____ Data in this exercise
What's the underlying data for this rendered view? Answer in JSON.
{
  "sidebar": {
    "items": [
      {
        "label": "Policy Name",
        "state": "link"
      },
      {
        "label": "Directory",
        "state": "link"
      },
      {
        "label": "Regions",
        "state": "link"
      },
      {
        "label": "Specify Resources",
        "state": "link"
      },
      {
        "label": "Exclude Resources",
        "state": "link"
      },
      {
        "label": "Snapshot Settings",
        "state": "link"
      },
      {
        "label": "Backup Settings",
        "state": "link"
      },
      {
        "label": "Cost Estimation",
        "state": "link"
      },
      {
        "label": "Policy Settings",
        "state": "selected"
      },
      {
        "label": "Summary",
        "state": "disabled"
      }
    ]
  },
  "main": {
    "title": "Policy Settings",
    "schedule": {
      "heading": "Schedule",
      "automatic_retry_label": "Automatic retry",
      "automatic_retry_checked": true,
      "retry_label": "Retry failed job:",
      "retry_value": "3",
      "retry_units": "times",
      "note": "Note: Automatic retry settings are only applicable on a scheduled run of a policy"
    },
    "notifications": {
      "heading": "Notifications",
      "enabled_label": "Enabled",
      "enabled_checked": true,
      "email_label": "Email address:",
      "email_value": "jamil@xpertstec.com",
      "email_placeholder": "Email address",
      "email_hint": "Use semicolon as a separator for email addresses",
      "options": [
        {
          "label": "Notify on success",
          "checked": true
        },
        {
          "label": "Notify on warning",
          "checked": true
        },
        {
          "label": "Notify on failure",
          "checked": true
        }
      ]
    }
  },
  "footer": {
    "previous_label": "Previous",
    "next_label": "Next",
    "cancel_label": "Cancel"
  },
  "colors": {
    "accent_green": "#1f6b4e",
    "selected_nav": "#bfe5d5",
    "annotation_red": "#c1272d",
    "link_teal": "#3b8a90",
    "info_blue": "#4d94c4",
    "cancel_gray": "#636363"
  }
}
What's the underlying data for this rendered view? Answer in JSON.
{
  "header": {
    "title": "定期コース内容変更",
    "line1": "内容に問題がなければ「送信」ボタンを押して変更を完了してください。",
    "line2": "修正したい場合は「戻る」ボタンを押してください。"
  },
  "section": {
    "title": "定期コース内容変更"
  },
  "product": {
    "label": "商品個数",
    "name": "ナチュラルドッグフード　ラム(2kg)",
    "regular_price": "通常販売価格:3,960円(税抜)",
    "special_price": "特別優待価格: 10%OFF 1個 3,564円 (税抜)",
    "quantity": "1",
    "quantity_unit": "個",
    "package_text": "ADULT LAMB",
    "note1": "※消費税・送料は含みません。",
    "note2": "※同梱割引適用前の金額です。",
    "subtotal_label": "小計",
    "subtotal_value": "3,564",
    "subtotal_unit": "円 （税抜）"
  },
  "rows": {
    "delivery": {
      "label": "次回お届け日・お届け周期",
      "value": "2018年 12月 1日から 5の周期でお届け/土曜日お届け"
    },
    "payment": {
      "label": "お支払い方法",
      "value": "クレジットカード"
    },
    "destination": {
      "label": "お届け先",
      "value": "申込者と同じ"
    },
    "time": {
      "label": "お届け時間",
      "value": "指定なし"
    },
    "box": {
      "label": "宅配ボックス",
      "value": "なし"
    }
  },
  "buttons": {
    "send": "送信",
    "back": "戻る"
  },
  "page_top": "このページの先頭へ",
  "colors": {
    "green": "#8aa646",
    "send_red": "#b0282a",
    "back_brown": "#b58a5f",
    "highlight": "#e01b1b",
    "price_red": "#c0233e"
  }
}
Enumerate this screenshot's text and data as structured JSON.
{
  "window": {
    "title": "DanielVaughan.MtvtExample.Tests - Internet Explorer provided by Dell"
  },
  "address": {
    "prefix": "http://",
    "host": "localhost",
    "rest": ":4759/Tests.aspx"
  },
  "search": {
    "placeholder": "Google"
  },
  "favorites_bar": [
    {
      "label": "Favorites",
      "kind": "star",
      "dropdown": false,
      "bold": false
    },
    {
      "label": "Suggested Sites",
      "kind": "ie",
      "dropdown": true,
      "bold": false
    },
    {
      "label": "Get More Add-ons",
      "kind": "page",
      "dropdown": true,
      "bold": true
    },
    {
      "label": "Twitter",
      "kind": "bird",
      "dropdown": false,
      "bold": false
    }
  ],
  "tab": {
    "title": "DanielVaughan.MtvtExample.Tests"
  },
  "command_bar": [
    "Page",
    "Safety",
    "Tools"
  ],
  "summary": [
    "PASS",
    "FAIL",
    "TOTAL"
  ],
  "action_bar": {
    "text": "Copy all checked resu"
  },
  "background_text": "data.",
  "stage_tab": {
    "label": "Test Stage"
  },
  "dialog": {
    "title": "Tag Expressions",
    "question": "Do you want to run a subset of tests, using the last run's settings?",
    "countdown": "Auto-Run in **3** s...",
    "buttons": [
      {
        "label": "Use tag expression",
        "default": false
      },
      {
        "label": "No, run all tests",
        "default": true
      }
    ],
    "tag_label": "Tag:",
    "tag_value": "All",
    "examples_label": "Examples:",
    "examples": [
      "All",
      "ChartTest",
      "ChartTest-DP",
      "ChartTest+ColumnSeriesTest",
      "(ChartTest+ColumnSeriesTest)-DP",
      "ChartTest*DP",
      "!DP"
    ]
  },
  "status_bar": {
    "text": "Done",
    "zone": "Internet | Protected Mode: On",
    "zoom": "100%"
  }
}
________
* [Short task]: Pick out each line containing "MtvtExample" and report it.

* [Completed exercise]:
    "title": "DanielVaughan.MtvtExample.Tests - Internet Explorer provided by Dell"
    "title": "DanielVaughan.MtvtExample.Tests"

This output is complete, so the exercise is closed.